-- BEGIN --
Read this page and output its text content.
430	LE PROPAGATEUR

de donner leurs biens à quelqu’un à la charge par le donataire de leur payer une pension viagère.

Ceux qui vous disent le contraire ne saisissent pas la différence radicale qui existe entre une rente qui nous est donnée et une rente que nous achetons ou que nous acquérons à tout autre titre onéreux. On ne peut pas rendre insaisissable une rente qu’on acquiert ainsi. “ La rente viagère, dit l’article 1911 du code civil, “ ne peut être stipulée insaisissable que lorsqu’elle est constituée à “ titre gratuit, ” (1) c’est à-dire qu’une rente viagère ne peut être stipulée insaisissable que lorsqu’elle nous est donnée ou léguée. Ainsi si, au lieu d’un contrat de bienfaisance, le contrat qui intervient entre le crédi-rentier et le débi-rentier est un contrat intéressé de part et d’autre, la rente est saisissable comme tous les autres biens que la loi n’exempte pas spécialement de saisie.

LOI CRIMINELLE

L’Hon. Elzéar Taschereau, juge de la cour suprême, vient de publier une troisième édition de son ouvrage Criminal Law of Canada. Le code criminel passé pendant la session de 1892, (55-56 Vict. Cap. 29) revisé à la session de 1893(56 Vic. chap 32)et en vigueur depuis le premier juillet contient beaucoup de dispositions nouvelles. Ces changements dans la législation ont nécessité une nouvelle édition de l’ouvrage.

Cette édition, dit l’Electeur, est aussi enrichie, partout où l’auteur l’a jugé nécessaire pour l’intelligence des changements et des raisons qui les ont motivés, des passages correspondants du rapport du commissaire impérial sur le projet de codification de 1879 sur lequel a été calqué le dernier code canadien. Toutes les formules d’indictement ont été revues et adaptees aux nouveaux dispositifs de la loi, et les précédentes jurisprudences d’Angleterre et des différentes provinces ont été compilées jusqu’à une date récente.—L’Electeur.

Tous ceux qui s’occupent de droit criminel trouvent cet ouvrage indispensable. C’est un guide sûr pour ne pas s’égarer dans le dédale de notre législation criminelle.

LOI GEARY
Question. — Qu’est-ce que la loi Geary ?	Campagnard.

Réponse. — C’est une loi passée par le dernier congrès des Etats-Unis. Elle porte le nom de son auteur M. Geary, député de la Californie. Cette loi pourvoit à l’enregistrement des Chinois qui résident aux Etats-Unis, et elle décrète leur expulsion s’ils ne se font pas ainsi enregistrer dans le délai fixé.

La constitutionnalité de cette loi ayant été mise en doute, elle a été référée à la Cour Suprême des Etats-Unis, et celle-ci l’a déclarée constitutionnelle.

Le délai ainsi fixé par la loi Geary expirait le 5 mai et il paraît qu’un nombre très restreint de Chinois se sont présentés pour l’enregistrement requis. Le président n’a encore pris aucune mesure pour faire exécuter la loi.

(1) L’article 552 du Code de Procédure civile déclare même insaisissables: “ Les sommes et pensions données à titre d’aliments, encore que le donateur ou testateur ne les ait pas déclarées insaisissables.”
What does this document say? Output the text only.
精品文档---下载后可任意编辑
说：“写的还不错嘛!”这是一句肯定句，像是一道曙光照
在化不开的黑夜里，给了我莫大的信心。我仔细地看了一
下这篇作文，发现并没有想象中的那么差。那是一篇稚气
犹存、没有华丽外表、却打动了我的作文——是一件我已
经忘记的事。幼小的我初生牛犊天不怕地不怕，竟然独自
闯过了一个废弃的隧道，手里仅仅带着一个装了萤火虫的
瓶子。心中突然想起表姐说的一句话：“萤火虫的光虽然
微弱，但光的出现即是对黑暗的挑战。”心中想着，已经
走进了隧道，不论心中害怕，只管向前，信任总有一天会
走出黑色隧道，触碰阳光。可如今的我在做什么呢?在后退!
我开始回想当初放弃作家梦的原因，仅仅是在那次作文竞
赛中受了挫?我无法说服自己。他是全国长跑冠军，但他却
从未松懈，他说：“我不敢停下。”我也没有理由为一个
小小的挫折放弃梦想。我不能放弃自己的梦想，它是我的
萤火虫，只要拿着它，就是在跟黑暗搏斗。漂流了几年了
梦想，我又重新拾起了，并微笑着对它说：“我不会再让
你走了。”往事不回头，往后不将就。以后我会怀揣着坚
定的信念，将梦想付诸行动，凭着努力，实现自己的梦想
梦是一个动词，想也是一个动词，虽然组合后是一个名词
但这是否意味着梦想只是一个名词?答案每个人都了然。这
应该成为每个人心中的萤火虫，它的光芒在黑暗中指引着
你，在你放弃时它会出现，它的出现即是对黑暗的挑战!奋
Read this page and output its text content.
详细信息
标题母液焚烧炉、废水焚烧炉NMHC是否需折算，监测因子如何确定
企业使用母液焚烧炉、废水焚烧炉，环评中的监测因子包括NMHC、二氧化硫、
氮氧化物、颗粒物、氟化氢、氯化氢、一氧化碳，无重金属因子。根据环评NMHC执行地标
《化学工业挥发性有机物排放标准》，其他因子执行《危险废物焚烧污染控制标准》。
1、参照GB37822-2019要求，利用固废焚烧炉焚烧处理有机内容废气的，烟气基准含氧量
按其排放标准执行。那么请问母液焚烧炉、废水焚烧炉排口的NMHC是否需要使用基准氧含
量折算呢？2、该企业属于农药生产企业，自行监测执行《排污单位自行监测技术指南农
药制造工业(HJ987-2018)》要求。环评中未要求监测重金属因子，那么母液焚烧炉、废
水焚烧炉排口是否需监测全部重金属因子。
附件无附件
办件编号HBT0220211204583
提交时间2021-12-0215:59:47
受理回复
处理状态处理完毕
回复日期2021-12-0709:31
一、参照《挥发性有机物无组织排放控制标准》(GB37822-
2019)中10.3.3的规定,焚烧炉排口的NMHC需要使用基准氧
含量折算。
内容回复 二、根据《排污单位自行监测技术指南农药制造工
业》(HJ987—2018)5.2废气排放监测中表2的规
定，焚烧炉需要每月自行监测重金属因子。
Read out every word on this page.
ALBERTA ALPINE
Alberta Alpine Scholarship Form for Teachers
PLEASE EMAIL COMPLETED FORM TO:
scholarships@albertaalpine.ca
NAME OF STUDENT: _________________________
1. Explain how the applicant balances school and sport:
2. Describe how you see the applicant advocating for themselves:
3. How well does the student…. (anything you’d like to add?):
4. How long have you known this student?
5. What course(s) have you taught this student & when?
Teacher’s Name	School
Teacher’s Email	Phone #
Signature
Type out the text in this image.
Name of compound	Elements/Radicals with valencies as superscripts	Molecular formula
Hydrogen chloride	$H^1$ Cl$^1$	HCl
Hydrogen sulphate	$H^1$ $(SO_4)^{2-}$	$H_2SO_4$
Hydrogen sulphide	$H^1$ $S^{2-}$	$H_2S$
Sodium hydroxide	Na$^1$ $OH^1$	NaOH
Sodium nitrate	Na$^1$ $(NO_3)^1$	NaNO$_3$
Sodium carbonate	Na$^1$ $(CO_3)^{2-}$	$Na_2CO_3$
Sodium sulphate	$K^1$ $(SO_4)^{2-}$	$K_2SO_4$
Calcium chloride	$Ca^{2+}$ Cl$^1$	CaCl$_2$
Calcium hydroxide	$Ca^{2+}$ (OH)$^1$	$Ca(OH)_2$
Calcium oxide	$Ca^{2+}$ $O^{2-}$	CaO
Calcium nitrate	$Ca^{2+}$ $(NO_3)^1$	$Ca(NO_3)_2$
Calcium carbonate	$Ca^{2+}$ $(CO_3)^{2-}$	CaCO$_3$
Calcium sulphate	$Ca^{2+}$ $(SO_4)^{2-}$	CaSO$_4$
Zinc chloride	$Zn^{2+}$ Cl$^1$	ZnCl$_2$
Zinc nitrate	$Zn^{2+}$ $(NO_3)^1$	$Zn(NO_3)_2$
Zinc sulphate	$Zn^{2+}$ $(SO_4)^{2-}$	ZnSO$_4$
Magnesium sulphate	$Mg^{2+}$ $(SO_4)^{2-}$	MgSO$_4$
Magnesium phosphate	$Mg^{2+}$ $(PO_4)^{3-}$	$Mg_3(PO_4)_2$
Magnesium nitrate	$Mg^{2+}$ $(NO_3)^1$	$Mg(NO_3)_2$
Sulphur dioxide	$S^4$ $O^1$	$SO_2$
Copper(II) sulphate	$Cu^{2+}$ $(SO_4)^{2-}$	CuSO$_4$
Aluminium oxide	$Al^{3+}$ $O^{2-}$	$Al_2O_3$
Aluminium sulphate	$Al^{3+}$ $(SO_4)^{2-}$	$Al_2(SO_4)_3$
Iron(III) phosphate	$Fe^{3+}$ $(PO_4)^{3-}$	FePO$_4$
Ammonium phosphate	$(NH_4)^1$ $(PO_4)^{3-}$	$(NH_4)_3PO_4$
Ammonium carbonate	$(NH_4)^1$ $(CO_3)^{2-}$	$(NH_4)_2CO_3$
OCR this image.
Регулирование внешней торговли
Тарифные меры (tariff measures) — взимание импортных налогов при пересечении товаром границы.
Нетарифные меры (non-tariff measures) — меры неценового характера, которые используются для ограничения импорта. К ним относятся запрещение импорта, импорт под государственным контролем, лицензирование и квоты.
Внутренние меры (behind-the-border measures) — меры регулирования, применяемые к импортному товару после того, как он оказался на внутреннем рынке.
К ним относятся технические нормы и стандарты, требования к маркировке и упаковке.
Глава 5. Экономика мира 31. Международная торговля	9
-- END --
Work to be completed: Identify each line containing the string "Ammonium" and copy it out.

Exercise response:
Ammonium phosphate	$(NH_4)^1$ $(PO_4)^{3-}$	$(NH_4)_3PO_4$
Ammonium carbonate	$(NH_4)^1$ $(CO_3)^{2-}$	$(NH_4)_2CO_3$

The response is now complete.